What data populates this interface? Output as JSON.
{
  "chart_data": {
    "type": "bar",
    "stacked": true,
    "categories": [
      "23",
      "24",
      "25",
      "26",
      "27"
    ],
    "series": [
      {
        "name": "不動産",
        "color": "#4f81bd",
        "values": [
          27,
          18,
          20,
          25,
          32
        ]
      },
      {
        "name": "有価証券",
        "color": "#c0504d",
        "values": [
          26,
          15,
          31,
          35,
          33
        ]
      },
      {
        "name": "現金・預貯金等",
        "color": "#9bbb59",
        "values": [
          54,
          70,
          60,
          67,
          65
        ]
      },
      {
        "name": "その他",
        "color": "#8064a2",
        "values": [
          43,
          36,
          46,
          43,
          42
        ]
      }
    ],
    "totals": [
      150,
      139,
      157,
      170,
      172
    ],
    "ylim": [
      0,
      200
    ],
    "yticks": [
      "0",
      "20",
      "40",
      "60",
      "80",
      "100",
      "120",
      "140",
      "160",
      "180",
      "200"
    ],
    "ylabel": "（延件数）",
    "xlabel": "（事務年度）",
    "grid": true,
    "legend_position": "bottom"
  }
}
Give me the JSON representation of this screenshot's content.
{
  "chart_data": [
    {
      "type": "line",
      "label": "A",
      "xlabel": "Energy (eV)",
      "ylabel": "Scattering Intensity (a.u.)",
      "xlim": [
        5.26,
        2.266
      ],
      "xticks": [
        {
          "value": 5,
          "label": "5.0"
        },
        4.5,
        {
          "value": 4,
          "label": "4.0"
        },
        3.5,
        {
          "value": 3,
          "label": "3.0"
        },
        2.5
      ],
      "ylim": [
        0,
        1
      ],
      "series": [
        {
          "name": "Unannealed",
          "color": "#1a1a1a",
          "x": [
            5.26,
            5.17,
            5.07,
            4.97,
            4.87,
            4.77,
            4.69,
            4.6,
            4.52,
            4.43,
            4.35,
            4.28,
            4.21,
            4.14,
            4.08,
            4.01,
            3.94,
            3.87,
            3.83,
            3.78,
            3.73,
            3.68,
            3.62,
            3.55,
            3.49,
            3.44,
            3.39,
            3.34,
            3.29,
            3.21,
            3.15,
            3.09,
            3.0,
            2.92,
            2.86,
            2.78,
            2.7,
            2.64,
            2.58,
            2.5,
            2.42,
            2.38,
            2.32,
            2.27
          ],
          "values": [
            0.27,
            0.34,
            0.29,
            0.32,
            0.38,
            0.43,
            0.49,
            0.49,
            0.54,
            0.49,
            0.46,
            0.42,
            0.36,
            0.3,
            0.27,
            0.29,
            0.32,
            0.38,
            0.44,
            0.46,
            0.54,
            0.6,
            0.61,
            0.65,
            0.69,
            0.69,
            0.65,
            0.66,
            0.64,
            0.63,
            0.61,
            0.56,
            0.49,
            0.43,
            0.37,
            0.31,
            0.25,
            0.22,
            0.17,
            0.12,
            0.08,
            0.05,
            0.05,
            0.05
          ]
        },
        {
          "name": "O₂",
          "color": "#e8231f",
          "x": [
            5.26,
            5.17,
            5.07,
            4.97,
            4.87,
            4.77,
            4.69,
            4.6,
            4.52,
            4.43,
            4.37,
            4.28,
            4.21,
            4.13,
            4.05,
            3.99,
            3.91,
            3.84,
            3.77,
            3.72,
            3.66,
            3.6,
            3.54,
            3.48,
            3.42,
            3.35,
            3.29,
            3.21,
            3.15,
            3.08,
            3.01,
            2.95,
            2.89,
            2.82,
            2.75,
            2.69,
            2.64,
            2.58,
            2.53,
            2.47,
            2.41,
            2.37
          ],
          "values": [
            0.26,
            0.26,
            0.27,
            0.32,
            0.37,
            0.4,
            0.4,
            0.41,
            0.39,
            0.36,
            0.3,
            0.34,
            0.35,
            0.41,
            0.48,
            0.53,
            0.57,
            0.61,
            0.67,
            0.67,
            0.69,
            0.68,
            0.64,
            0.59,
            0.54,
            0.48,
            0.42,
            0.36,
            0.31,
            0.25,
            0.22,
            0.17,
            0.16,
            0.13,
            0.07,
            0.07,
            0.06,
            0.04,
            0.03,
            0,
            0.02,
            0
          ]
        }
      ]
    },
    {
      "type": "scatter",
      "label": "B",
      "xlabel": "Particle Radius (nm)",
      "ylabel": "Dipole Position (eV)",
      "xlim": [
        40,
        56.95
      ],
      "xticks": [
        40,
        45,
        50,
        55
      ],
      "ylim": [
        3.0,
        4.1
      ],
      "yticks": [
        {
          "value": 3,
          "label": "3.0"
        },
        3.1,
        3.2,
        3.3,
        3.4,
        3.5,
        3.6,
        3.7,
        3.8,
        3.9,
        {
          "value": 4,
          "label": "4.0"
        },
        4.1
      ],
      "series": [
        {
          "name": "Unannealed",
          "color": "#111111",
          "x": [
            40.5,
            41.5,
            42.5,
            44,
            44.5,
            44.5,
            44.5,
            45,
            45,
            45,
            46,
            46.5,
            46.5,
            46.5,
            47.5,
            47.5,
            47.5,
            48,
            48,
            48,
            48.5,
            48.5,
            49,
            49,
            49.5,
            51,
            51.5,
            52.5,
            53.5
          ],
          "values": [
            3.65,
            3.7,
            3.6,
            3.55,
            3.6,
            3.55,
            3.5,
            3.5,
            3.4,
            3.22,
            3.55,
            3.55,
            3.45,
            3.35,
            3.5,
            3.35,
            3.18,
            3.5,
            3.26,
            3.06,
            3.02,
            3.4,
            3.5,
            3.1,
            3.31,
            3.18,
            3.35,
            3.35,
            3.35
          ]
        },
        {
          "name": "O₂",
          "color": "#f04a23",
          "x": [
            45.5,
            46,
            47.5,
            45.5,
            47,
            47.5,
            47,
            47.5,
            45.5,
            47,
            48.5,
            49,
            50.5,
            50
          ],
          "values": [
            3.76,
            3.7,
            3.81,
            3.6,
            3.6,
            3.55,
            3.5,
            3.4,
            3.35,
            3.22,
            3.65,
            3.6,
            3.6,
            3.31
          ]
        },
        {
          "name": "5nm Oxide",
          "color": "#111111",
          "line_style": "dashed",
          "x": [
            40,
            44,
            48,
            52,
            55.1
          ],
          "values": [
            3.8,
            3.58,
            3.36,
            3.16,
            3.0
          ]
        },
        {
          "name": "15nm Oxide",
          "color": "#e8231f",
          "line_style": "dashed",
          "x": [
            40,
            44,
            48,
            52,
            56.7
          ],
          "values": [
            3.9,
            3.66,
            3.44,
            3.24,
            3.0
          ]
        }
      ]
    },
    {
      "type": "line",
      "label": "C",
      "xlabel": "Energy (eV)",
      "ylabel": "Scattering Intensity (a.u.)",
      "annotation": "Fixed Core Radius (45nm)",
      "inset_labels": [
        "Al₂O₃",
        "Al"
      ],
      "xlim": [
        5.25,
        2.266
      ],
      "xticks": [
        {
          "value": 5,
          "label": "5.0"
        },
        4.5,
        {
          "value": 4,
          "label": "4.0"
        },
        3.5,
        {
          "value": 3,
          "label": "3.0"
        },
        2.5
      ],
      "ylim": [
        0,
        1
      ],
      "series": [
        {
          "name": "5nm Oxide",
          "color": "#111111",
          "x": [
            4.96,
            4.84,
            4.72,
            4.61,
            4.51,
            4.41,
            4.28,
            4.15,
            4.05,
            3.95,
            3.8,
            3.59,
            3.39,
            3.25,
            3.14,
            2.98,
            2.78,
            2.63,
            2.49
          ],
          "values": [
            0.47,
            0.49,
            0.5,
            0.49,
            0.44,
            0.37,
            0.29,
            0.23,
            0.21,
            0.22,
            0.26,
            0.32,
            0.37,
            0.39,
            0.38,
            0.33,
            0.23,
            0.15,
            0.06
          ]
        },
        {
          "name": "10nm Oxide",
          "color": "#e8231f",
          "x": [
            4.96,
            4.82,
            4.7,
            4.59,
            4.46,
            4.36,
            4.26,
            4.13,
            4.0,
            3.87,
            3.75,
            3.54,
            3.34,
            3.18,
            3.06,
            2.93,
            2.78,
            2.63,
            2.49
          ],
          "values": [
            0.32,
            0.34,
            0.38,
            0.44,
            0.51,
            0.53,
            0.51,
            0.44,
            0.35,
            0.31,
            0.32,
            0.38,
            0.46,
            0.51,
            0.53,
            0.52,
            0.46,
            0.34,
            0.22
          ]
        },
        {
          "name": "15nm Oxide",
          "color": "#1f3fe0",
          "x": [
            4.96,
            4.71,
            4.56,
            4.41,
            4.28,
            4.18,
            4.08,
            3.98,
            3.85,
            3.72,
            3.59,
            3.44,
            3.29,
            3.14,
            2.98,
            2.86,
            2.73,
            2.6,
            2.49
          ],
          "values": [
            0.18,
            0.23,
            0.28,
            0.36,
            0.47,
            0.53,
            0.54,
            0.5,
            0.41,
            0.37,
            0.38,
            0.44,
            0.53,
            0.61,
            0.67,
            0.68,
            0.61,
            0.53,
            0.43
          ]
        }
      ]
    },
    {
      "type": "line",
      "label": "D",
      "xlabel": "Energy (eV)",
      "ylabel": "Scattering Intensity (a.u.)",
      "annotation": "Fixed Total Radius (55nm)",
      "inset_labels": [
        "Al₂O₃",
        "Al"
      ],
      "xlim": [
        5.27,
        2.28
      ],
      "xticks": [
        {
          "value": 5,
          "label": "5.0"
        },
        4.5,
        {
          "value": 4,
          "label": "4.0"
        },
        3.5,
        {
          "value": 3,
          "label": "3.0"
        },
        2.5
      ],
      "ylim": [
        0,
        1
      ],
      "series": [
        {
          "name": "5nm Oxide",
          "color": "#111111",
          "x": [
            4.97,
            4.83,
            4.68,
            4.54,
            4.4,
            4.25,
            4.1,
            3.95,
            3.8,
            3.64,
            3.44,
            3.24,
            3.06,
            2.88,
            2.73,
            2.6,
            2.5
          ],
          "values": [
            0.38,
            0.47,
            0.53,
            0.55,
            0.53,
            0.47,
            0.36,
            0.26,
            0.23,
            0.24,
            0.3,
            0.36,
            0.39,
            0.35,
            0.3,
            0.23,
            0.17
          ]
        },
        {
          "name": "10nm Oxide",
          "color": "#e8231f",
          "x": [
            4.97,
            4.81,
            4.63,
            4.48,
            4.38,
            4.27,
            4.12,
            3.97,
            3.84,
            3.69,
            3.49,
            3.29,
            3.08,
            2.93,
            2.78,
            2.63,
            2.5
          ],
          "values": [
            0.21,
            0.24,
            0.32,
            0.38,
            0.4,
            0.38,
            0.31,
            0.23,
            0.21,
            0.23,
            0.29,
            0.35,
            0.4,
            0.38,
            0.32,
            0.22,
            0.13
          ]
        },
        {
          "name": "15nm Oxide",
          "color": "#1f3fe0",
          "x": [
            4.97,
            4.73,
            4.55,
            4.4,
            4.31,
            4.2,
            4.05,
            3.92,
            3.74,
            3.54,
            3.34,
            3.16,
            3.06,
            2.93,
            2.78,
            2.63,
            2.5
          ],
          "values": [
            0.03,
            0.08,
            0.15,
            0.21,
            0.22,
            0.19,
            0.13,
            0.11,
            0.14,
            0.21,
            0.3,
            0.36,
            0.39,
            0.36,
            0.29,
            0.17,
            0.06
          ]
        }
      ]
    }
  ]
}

==========

:: Short problem ::
Look for the word "this" in every line of the listing and copy the lines that have it.

:: Task solution ::
What data populates this interface? Output as JSON.
Give me the JSON representation of this screenshot's content.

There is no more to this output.